Data extract

_ _ _

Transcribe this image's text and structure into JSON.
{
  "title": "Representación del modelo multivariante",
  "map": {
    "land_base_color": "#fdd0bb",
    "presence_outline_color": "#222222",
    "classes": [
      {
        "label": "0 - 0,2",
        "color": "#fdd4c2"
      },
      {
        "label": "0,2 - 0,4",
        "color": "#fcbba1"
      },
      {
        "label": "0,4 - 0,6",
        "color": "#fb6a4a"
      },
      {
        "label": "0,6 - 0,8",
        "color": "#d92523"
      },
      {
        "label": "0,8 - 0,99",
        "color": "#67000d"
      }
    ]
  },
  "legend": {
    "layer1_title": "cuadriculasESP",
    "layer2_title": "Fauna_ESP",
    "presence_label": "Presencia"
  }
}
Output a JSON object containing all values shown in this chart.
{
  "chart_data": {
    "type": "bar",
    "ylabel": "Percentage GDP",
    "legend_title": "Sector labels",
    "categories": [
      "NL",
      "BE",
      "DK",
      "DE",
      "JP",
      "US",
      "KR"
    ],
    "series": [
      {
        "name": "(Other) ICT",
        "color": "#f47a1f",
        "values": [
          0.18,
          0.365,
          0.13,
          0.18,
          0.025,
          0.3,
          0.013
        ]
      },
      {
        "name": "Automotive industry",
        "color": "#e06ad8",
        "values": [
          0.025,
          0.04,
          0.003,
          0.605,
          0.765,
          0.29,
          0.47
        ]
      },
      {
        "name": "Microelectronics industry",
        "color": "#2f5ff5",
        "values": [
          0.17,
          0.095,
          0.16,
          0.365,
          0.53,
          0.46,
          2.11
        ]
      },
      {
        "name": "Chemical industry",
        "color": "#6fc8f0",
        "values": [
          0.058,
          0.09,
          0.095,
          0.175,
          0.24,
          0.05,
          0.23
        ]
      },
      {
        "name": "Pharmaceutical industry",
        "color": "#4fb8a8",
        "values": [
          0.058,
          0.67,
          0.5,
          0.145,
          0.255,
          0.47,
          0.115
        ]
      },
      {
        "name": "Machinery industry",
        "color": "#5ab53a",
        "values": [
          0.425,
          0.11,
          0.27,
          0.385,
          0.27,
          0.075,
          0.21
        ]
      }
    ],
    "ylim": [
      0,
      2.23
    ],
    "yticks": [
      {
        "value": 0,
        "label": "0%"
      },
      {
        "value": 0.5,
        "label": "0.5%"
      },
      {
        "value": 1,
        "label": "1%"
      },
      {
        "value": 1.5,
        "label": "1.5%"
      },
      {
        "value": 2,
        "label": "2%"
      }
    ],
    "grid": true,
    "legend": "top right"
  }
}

_ _ _

Work to complete
Copy out every line where the word "this" occurs.

Task result
Transcribe this image's text and structure into JSON.
Output a JSON object containing all values shown in this chart.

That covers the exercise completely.